» Page excerpt:
September 13, 2010

Defendants Win Class Certification Battle Of The Experts In Plastics Antitrust Case

A federal judge has declared a defense expert the winner in a battle of the experts over class certification in a suit alleging price-fixing conspiracies in the markets for plastics additives.

Relying heavily on expert testimony, U. S. District Court Judge Legrome D. Davis for the Eastern District of Pennsylvania has denied plaintiffs’ motion to certify a class of direct purchasers of organotin heat stabilizers (“tins”) and epoxidized soybean oil (“ESBO”) –  plastics additives used in the manufacture of polyvinyl chloride (“PVC”) – in the case of In re: Plastic Additives Antitrust Litigation.

The decision is a victory for defendants Dow Chemical Co., Union Carbide Corp., Rohm & Haas Co. and Arkema Inc., who argued that their economics expert had demonstrated flaws in the plaintiffs’ case showing that the announcements of price increases bore little or no relation to the actual prices paid by the purchasers.

Collected data entries
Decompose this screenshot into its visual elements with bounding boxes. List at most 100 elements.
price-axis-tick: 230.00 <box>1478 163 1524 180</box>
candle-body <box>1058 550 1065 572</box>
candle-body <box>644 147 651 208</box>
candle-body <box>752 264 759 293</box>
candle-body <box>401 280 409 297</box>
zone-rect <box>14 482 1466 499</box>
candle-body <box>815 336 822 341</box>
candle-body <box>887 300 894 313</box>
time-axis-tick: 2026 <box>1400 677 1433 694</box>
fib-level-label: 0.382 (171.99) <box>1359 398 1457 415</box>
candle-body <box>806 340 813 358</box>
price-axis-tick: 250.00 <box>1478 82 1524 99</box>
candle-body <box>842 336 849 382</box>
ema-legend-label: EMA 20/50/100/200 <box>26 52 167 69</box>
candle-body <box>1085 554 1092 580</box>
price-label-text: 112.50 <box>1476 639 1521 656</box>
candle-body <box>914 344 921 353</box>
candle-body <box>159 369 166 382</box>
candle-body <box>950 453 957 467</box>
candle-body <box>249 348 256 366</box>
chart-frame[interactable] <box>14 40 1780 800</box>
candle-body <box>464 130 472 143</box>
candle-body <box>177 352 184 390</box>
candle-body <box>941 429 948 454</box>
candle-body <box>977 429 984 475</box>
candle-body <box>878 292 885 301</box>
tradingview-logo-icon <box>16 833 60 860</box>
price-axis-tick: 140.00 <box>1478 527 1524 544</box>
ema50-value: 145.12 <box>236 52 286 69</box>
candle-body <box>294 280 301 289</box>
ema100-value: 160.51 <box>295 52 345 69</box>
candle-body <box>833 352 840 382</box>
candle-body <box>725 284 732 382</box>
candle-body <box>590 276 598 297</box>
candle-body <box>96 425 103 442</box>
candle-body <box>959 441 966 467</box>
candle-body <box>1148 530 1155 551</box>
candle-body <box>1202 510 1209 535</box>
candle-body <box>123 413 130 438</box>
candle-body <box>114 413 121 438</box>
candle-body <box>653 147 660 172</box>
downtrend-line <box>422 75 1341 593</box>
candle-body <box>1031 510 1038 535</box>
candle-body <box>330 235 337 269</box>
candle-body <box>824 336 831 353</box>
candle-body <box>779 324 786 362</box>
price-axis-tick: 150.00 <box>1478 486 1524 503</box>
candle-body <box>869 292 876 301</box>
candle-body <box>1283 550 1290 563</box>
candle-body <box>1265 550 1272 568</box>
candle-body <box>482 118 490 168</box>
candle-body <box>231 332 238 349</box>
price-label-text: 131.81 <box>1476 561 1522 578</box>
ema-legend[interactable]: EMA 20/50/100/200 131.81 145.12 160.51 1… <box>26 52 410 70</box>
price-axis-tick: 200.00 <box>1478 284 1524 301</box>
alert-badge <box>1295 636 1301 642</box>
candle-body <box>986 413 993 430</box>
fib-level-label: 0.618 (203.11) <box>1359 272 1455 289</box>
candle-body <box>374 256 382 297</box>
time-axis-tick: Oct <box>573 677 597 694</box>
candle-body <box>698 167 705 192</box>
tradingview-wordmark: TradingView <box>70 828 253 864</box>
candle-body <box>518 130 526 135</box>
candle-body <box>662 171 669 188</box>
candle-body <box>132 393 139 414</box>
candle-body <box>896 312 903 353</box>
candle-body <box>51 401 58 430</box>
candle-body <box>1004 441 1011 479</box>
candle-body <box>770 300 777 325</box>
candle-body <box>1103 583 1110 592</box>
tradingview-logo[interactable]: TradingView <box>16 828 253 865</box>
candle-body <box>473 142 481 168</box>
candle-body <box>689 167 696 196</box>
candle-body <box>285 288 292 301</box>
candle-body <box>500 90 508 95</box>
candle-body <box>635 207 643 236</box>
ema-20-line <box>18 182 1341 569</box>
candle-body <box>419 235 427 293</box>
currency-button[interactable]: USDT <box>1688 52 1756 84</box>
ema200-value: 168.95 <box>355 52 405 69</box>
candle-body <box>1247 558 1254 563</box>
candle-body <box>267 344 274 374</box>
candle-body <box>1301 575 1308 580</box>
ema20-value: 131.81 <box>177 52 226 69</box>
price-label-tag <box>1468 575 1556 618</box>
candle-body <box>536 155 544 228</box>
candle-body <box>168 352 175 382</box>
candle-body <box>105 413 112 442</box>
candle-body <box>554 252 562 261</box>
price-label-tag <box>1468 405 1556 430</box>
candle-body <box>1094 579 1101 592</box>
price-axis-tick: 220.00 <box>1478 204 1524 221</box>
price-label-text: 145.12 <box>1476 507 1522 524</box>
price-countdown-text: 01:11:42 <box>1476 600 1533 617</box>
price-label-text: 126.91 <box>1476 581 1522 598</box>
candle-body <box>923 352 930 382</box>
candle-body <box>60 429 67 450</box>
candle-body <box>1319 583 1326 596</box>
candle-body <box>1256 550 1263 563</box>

» Written instruction:
Retype the passage from the plastics antitrust article, starting with "Relying heavily on" and going on through "by the purchasers.". The material is separate and not part of the plastics antitrust article.

» Solution to this problem:
Relying heavily on expert testimony, U. S. District Court Judge Legrome D. Davis for the Eastern District of Pennsylvania has denied plaintiffs’ motion to certify a class of direct purchasers of organotin heat stabilizers (“tins”) and epoxidized soybean oil (“ESBO”) –  plastics additives used in the manufacture of polyvinyl chloride (“PVC”) – in the case of In re: Plastic Additives Antitrust Litigation.

The decision is a victory for defendants Dow Chemical Co., Union Carbide Corp., Rohm & Haas Co. and Arkema Inc., who argued that their economics expert had demonstrated flaws in the plaintiffs’ case showing that the announcements of price increases bore little or no relation to the actual prices paid by the purchasers.